■ **WHAT IS EXPECTED**
Pull out the lines of data from the very start through the line containing "The 4/4-way valve 50 is at (973, 618).", including both ends, and reproduce them word for word.

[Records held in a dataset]
--------------------------------------------------
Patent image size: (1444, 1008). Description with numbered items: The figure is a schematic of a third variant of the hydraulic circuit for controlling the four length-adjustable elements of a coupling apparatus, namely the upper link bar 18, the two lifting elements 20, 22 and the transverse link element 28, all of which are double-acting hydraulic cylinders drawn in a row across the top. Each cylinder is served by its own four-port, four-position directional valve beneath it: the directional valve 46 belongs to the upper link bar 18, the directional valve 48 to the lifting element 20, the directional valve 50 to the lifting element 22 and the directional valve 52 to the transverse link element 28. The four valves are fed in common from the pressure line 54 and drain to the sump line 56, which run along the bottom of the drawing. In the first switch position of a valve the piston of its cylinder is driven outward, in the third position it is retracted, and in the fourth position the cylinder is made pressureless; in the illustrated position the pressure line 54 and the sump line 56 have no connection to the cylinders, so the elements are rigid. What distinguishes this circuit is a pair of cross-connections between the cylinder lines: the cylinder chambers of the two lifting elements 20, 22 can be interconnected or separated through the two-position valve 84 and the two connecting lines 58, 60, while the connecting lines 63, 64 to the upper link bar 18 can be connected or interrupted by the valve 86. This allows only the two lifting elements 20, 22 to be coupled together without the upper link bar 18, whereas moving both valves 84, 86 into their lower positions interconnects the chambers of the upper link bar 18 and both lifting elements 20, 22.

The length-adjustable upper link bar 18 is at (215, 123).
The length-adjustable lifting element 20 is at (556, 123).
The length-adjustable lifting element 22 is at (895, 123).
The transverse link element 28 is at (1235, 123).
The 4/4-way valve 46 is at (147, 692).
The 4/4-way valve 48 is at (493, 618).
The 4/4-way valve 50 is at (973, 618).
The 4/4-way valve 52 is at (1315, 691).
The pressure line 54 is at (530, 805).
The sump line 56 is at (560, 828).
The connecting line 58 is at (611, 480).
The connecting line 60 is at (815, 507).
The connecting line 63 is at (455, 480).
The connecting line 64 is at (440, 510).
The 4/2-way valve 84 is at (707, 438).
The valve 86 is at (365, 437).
--------------------------------------------------
■ **EXERCISE SOLUTION**
Patent image size: (1444, 1008). Description with numbered items: The figure is a schematic of a third variant of the hydraulic circuit for controlling the four length-adjustable elements of a coupling apparatus, namely the upper link bar 18, the two lifting elements 20, 22 and the transverse link element 28, all of which are double-acting hydraulic cylinders drawn in a row across the top. Each cylinder is served by its own four-port, four-position directional valve beneath it: the directional valve 46 belongs to the upper link bar 18, the directional valve 48 to the lifting element 20, the directional valve 50 to the lifting element 22 and the directional valve 52 to the transverse link element 28. The four valves are fed in common from the pressure line 54 and drain to the sump line 56, which run along the bottom of the drawing. In the first switch position of a valve the piston of its cylinder is driven outward, in the third position it is retracted, and in the fourth position the cylinder is made pressureless; in the illustrated position the pressure line 54 and the sump line 56 have no connection to the cylinders, so the elements are rigid. What distinguishes this circuit is a pair of cross-connections between the cylinder lines: the cylinder chambers of the two lifting elements 20, 22 can be interconnected or separated through the two-position valve 84 and the two connecting lines 58, 60, while the connecting lines 63, 64 to the upper link bar 18 can be connected or interrupted by the valve 86. This allows only the two lifting elements 20, 22 to be coupled together without the upper link bar 18, whereas moving both valves 84, 86 into their lower positions interconnects the chambers of the upper link bar 18 and both lifting elements 20, 22.

The length-adjustable upper link bar 18 is at (215, 123).
The length-adjustable lifting element 20 is at (556, 123).
The length-adjustable lifting element 22 is at (895, 123).
The transverse link element 28 is at (1235, 123).
The 4/4-way valve 46 is at (147, 692).
The 4/4-way valve 48 is at (493, 618).
The 4/4-way valve 50 is at (973, 618).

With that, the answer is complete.